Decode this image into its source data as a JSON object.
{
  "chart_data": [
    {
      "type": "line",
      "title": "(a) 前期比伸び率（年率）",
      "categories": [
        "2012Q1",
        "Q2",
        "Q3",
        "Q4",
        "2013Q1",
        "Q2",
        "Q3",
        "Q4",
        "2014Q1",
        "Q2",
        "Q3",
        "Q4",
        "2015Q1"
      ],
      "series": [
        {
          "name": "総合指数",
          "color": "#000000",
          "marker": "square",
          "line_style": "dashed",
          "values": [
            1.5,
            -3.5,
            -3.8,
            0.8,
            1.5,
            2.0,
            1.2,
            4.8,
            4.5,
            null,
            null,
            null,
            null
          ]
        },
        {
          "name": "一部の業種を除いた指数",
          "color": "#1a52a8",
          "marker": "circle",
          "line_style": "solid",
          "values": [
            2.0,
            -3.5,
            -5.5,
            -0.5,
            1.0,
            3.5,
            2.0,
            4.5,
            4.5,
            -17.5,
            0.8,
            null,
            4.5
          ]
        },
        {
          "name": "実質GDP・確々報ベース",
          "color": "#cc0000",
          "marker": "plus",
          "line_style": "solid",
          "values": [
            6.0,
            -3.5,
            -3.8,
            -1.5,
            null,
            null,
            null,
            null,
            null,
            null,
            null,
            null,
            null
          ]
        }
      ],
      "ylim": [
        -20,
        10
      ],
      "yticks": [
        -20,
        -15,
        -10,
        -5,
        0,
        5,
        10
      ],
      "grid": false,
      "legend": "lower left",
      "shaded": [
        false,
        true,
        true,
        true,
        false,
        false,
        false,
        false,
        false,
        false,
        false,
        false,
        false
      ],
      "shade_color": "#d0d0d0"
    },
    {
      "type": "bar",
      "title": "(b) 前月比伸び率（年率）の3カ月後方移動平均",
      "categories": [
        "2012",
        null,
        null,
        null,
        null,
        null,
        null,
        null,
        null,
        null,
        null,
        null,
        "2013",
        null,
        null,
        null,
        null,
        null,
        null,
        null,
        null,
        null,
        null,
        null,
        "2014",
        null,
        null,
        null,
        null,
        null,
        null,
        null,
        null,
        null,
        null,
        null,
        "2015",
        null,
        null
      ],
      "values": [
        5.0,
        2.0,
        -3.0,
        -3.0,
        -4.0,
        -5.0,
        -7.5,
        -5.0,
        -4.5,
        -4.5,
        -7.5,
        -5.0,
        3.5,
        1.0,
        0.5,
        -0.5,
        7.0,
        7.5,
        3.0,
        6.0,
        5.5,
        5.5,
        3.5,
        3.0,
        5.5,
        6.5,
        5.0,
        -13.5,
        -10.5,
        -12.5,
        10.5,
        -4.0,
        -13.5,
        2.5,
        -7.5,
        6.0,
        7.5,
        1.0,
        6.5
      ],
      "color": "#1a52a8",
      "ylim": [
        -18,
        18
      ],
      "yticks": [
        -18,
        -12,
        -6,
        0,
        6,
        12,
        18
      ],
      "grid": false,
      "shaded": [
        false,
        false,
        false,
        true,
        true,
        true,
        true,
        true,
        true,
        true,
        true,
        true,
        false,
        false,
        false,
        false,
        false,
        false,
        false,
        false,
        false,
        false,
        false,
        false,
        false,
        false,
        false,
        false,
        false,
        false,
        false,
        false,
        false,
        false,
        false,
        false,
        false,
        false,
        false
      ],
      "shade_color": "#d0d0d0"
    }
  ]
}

----

> Exercise instructions
Check each line of the data above for the word "marker" and say how many lines contain it, giving nothing besides the number.

> Exercise response
3